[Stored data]
━━━━━━━━━━━━━━━━

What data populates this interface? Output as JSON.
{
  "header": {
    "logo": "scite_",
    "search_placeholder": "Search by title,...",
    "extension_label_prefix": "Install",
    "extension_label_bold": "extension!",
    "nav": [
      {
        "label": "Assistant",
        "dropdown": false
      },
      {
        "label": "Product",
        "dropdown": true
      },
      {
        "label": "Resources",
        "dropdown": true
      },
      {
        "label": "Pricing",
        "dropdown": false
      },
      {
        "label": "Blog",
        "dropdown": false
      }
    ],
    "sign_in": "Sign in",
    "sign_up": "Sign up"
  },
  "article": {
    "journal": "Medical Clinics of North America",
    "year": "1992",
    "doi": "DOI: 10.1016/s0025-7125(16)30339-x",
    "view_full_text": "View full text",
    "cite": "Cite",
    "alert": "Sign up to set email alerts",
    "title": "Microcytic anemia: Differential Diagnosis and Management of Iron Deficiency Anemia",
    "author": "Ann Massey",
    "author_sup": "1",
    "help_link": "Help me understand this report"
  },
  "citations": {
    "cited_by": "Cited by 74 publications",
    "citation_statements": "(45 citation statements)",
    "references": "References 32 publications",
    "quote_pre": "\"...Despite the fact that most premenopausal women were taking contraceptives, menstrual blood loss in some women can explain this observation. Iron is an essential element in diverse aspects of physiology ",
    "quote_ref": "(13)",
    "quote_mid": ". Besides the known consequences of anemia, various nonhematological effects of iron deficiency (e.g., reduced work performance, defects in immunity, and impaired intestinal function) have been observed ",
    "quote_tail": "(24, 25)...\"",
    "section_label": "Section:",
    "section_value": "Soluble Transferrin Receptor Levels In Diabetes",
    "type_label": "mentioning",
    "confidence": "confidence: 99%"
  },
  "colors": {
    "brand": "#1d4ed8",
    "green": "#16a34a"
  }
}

━━━━━━━━━━━━━━━━

Extract each entry in full and write it down exactly.

# Exercise answer
What data populates this interface? Output as JSON.
{
  "header": {
    "logo": "scite_",
    "search_placeholder": "Search by title,...",
    "extension_label_prefix": "Install",
    "extension_label_bold": "extension!",
    "nav": [
      {
        "label": "Assistant",
        "dropdown": false
      },
      {
        "label": "Product",
        "dropdown": true
      },
      {
        "label": "Resources",
        "dropdown": true
      },
      {
        "label": "Pricing",
        "dropdown": false
      },
      {
        "label": "Blog",
        "dropdown": false
      }
    ],
    "sign_in": "Sign in",
    "sign_up": "Sign up"
  },
  "article": {
    "journal": "Medical Clinics of North America",
    "year": "1992",
    "doi": "DOI: 10.1016/s0025-7125(16)30339-x",
    "view_full_text": "View full text",
    "cite": "Cite",
    "alert": "Sign up to set email alerts",
    "title": "Microcytic anemia: Differential Diagnosis and Management of Iron Deficiency Anemia",
    "author": "Ann Massey",
    "author_sup": "1",
    "help_link": "Help me understand this report"
  },
  "citations": {
    "cited_by": "Cited by 74 publications",
    "citation_statements": "(45 citation statements)",
    "references": "References 32 publications",
    "quote_pre": "\"...Despite the fact that most premenopausal women were taking contraceptives, menstrual blood loss in some women can explain this observation. Iron is an essential element in diverse aspects of physiology ",
    "quote_ref": "(13)",
    "quote_mid": ". Besides the known consequences of anemia, various nonhematological effects of iron deficiency (e.g., reduced work performance, defects in immunity, and impaired intestinal function) have been observed ",
    "quote_tail": "(24, 25)...\"",
    "section_label": "Section:",
    "section_value": "Soluble Transferrin Receptor Levels In Diabetes",
    "type_label": "mentioning",
    "confidence": "confidence: 99%"
  },
  "colors": {
    "brand": "#1d4ed8",
    "green": "#16a34a"
  }
}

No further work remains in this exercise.